Data items:
----
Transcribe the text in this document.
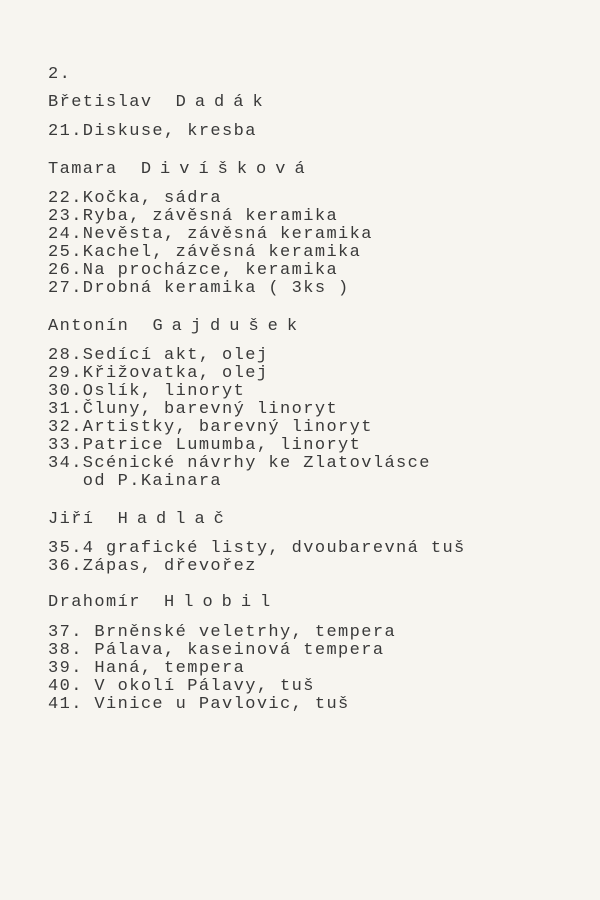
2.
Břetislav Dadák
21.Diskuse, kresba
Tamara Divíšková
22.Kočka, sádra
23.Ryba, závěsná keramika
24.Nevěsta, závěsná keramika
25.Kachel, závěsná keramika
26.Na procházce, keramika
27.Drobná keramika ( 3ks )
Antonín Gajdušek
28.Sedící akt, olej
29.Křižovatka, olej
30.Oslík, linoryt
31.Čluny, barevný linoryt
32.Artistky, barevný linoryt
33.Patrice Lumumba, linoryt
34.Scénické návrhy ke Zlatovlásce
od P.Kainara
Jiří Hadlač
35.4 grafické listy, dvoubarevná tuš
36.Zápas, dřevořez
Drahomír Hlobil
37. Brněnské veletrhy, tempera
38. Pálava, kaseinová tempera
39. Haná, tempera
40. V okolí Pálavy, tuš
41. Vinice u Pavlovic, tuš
----
## [DIRECTIVE]
Copy each line in the data that holds the word "barevný".

## [THE COMPLETED TASK]
31.Čluny, barevný linoryt
32.Artistky, barevný linoryt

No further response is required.